◆ **Dataset rows**:

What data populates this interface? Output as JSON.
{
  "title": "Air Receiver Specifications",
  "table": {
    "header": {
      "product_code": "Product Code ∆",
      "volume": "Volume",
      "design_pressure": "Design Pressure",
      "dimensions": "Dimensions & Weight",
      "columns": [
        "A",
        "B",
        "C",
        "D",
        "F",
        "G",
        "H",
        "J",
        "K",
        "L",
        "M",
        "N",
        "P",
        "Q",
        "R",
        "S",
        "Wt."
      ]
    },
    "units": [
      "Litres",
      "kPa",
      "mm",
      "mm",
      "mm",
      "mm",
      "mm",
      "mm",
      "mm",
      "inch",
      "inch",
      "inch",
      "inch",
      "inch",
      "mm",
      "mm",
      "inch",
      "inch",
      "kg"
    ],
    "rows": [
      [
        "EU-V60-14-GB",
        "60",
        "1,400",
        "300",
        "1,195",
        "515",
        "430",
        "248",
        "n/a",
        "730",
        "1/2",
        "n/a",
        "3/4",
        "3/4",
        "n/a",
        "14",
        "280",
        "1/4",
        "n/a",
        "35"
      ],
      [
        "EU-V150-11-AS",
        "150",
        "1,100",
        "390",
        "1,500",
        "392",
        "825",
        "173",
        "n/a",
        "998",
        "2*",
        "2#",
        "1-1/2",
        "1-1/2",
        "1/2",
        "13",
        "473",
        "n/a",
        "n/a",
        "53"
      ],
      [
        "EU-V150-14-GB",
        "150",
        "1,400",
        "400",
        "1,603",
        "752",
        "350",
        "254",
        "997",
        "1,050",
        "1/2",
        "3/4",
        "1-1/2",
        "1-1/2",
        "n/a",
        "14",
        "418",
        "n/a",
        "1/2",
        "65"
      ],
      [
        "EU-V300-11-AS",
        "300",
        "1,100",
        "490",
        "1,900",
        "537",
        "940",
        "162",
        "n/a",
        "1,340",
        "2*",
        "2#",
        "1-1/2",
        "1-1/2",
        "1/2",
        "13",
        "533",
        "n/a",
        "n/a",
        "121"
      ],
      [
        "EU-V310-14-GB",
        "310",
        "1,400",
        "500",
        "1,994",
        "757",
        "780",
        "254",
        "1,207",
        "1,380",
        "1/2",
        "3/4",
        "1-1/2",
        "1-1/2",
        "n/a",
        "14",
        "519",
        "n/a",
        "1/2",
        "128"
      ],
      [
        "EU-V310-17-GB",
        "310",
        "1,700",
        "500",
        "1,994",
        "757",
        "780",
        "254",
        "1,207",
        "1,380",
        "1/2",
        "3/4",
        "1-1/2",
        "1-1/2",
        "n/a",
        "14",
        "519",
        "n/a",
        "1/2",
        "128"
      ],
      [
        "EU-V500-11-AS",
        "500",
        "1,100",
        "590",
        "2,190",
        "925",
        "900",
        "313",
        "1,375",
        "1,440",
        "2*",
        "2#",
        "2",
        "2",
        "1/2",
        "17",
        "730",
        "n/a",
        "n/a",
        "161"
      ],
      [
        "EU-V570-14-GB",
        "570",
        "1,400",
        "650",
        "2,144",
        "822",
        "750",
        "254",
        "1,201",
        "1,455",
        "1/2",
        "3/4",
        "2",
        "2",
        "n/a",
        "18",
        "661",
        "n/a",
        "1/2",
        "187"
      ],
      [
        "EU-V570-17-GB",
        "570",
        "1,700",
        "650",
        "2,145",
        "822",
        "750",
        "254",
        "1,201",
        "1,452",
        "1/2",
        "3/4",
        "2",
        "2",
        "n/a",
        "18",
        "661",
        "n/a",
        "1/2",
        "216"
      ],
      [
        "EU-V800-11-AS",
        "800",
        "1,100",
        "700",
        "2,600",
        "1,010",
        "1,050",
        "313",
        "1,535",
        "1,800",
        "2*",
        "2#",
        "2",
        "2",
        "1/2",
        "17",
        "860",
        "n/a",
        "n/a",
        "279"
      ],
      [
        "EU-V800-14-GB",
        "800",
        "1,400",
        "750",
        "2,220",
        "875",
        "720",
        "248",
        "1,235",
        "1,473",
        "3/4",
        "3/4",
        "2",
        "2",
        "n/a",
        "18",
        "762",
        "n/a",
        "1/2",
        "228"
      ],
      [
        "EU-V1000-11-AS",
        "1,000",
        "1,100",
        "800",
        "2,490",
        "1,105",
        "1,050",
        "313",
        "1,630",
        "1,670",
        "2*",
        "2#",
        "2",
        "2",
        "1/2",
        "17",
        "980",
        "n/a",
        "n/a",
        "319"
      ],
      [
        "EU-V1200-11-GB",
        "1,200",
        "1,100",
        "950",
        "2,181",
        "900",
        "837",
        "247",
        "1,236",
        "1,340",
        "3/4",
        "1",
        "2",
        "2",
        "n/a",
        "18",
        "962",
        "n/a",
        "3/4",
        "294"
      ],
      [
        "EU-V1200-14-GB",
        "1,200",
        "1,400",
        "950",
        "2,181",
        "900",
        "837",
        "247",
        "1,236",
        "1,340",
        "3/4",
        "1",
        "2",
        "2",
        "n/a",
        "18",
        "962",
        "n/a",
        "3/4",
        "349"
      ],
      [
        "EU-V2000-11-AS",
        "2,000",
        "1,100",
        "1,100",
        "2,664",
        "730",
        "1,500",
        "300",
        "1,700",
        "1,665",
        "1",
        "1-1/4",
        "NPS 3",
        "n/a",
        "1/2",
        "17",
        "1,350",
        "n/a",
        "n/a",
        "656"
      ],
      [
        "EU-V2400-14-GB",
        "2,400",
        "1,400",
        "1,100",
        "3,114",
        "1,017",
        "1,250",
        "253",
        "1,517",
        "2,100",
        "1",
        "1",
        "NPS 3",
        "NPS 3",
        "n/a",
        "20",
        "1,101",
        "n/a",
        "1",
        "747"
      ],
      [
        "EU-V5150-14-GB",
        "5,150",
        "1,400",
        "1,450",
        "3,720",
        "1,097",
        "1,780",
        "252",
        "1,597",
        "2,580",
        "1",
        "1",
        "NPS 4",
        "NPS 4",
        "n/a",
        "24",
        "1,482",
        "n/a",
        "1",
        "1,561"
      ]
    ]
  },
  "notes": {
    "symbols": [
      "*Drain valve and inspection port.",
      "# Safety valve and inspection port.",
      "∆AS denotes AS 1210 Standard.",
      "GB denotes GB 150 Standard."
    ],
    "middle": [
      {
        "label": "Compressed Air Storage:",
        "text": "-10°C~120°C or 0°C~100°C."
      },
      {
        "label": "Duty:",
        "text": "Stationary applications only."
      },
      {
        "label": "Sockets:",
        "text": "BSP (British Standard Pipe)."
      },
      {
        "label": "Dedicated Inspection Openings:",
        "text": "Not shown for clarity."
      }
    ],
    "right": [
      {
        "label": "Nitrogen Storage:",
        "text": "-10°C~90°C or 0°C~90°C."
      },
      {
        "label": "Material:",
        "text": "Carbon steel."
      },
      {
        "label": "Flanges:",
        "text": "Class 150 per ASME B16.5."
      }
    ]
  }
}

◆ **WHAT IS REQUIRED**: From the entries above, copy each line holding "port".

◆ **RIGHT ANSWER**:
      "*Drain valve and inspection port.",
      "# Safety valve and inspection port.",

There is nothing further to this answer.